(STATED TASK): Pull out every line below holding the word "Минздраву".

(Extracted data entries):
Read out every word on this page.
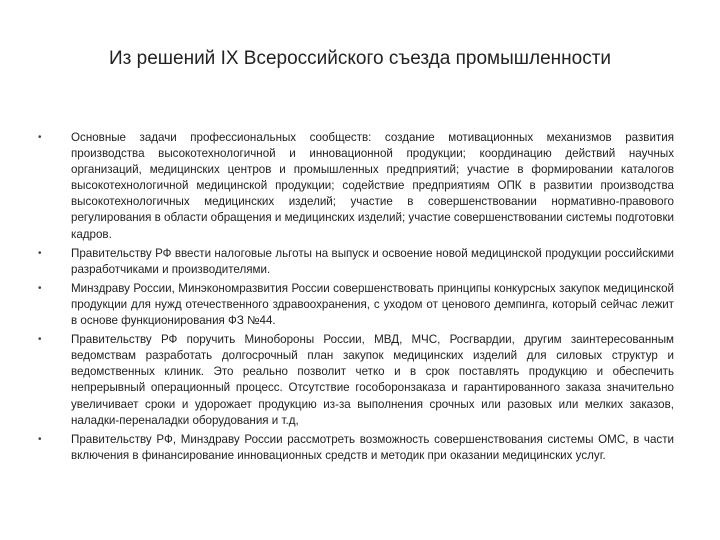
Из решений IX Всероссийского съезда промышленности
•	Основные задачи профессиональных сообществ: создание мотивационных механизмов развития производства высокотехнологичной и инновационной продукции; координацию действий научных организаций, медицинских центров и промышленных предприятий; участие в формировании каталогов высокотехнологичной медицинской продукции; содействие предприятиям ОПК в развитии производства высокотехнологичных медицинских изделий; участие в совершенствовании нормативно-правового регулирования в области обращения и медицинских изделий; участие совершенствовании системы подготовки кадров.
•	Правительству РФ ввести налоговые льготы на выпуск и освоение новой медицинской продукции российскими разработчиками и производителями.
•	Минздраву России, Минэкономразвития России совершенствовать принципы конкурсных закупок медицинской продукции для нужд отечественного здравоохранения, с уходом от ценового демпинга, который сейчас лежит в основе функционирования ФЗ №44.
•	Правительству РФ поручить Минобороны России, МВД, МЧС, Росгвардии, другим заинтересованным ведомствам разработать долгосрочный план закупок медицинских изделий для силовых структур и ведомственных клиник. Это реально позволит четко и в срок поставлять продукцию и обеспечить непрерывный операционный процесс. Отсутствие гособоронзаказа и гарантированного заказа значительно увеличивает сроки и удорожает продукцию из-за выполнения срочных или разовых или мелких заказов, наладки-переналадки оборудования и т.д,
•	Правительству РФ, Минздраву России рассмотреть возможность совершенствования системы ОМС, в части включения в финансирование инновационных средств и методик при оказании медицинских услуг.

(PROBLEM SOLUTION):
•	Минздраву России, Минэкономразвития России совершенствовать принципы конкурсных закупок медицинской продукции для нужд отечественного здравоохранения, с уходом от ценового демпинга, который сейчас лежит в основе функционирования ФЗ №44.
•	Правительству РФ, Минздраву России рассмотреть возможность совершенствования системы ОМС, в части включения в финансирование инновационных средств и методик при оказании медицинских услуг.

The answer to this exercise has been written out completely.